§ Task statement
Your task is to repeat the entries underneath exactly, minus the pictures.

§ Data supplied
---------------

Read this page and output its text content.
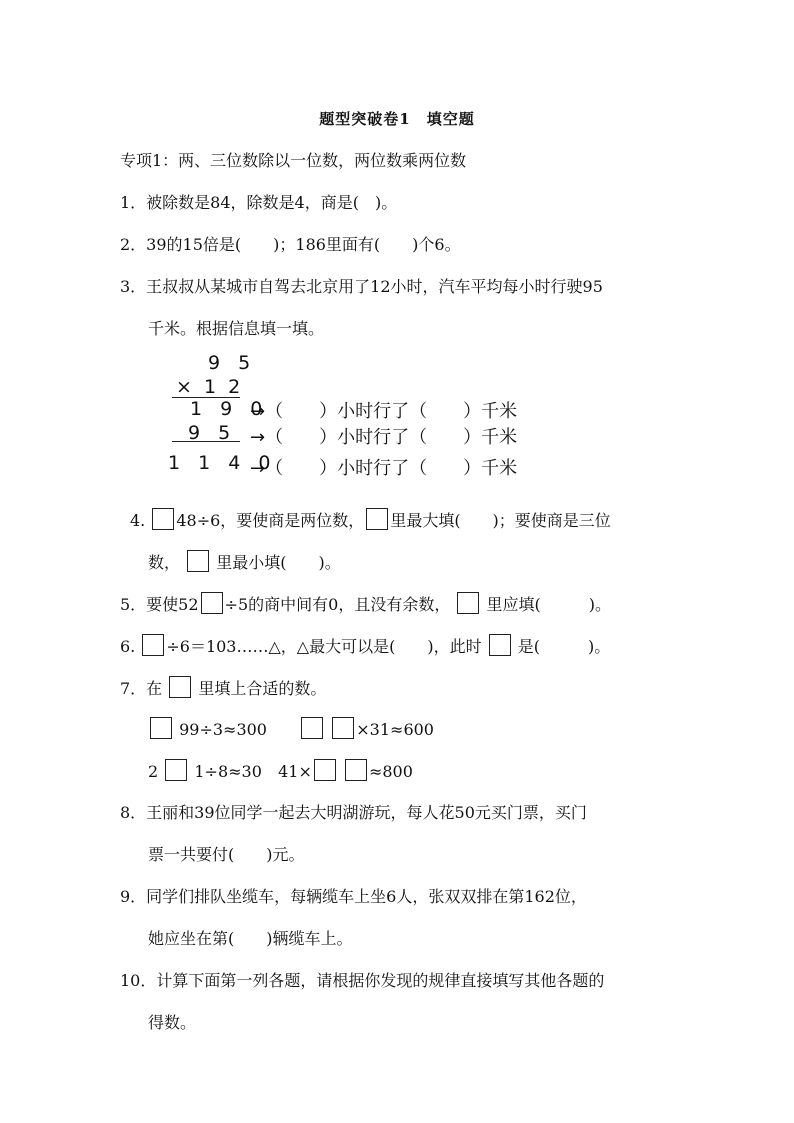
题型突破卷1　填空题
专项1：两、三位数除以一位数，两位数乘两位数
1．被除数是84，除数是4，商是(　)。
2．39的15倍是(　　)；186里面有(　　)个6。
3．王叔叔从某城市自驾去北京用了12小时，汽车平均每小时行驶95
千米。根据信息填一填。
9 5
× 1 2
1 9 0
9 5
1 1 4 0
→（　　）小时行了（　　）千米
→（　　）小时行了（　　）千米
→（　　）小时行了（　　）千米
4. 48÷6，要使商是两位数， 里最大填(　　)；要使商是三位
数， 里最小填(　　)。
5．要使52 ÷5的商中间有0，且没有余数， 里应填(　　　)。
6. ÷6＝103……△，△最大可以是(　　)，此时 是(　　　)。
7．在 里填上合适的数。
99÷3≈300	×31≈600
2 1÷8≈30 41×	≈800
8．王丽和39位同学一起去大明湖游玩，每人花50元买门票，买门
票一共要付(　　)元。
9．同学们排队坐缆车，每辆缆车上坐6人，张双双排在第162位，
她应坐在第(　　)辆缆车上。
10．计算下面第一列各题，请根据你发现的规律直接填写其他各题的
得数。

---------------

§ Result
Read this page and output its text content.
题型突破卷1　填空题
专项1：两、三位数除以一位数，两位数乘两位数
1．被除数是84，除数是4，商是(　)。
2．39的15倍是(　　)；186里面有(　　)个6。
3．王叔叔从某城市自驾去北京用了12小时，汽车平均每小时行驶95
千米。根据信息填一填。
9 5
× 1 2
1 9 0
9 5
1 1 4 0
→（　　）小时行了（　　）千米
→（　　）小时行了（　　）千米
→（　　）小时行了（　　）千米
4. 48÷6，要使商是两位数， 里最大填(　　)；要使商是三位
数， 里最小填(　　)。
5．要使52 ÷5的商中间有0，且没有余数， 里应填(　　　)。
6. ÷6＝103……△，△最大可以是(　　)，此时 是(　　　)。
7．在 里填上合适的数。
99÷3≈300	×31≈600
2 1÷8≈30 41×	≈800
8．王丽和39位同学一起去大明湖游玩，每人花50元买门票，买门
票一共要付(　　)元。
9．同学们排队坐缆车，每辆缆车上坐6人，张双双排在第162位，
她应坐在第(　　)辆缆车上。
10．计算下面第一列各题，请根据你发现的规律直接填写其他各题的
得数。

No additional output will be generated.